··· Document passage ···

Also yesterday, Indonesia’s military chief extended a new cease-fire offer to rebels in Aceh province, the region hit hardest by the December 26 earthquake and tsunami that killed more than 150,000 people across southern Asia.


General Endriartono Sutarto repeated claims the guerrillas, who have fought for years for a separate homeland on Sumatra Island’s northern tip, had tried to hijack relief supplies. The Free Aceh Movement, known by its Indonesian acronym GAM, “is trying to stop food assistance and they are trying to rob the food away,” General Sutarto said. “If they ask for food, we will give it to them. They do not have to do this.”


The military yesterday restricted aid workers’ movement outside of the cities of Banda Aceh and Meulaboh, according to the New York Times Web site last night.

··· Material provided ···

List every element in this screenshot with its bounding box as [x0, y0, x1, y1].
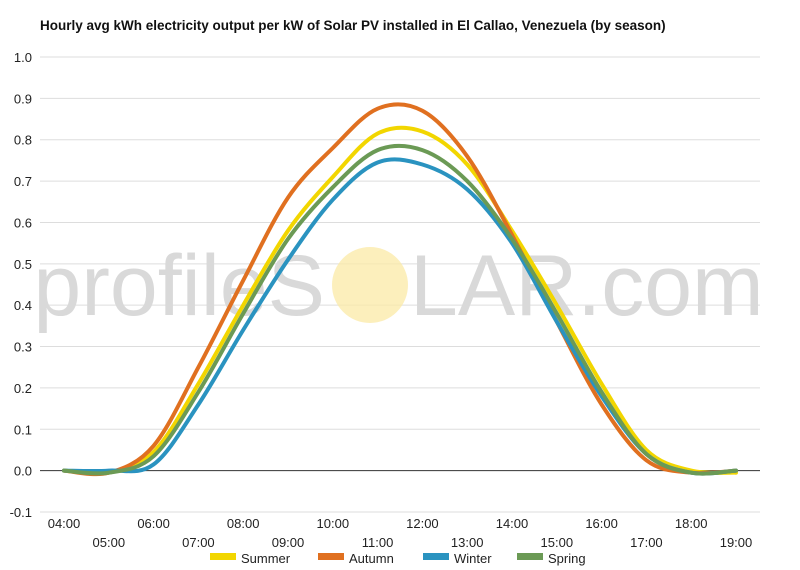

···

* What you will do:
A: Using the news passage on Aceh, decide whether each statement agrees with it: (i) The December 26 earthquake and tsunami killed more than 150,000 people. (ii) General Sutarto said the guerrillas would be refused food if they asked for it. (iii) The military limited where aid workers could go outside Banda Aceh and Meulaboh. Answer yes or no for each, and quote the words from the passage that decide it.
B: Rewrite the part of the news passage on Aceh starting at "Also yesterday, Indonesia’s" and ending at "site last night.", with "guerrillas" changed to "insurgents".
The data plays no part in what comes next.

* Solved tasks:
A:
(i) Yes: "killed more than 150,000 people across southern Asia"
(ii) No: "If they ask for food, we will give it to them."
(iii) Yes: "restricted aid workers’ movement outside of the cities of Banda Aceh and Meulaboh"

B:
Also yesterday, Indonesia’s military chief extended a new cease-fire offer to rebels in Aceh province, the region hit hardest by the December 26 earthquake and tsunami that killed more than 150,000 people across southern Asia.


General Endriartono Sutarto repeated claims the insurgents, who have fought for years for a separate homeland on Sumatra Island’s northern tip, had tried to hijack relief supplies. The Free Aceh Movement, known by its Indonesian acronym GAM, “is trying to stop food assistance and they are trying to rob the food away,” General Sutarto said. “If they ask for food, we will give it to them. They do not have to do this.”


The military yesterday restricted aid workers’ movement outside of the cities of Banda Aceh and Meulaboh, according to the New York Times Web site last night.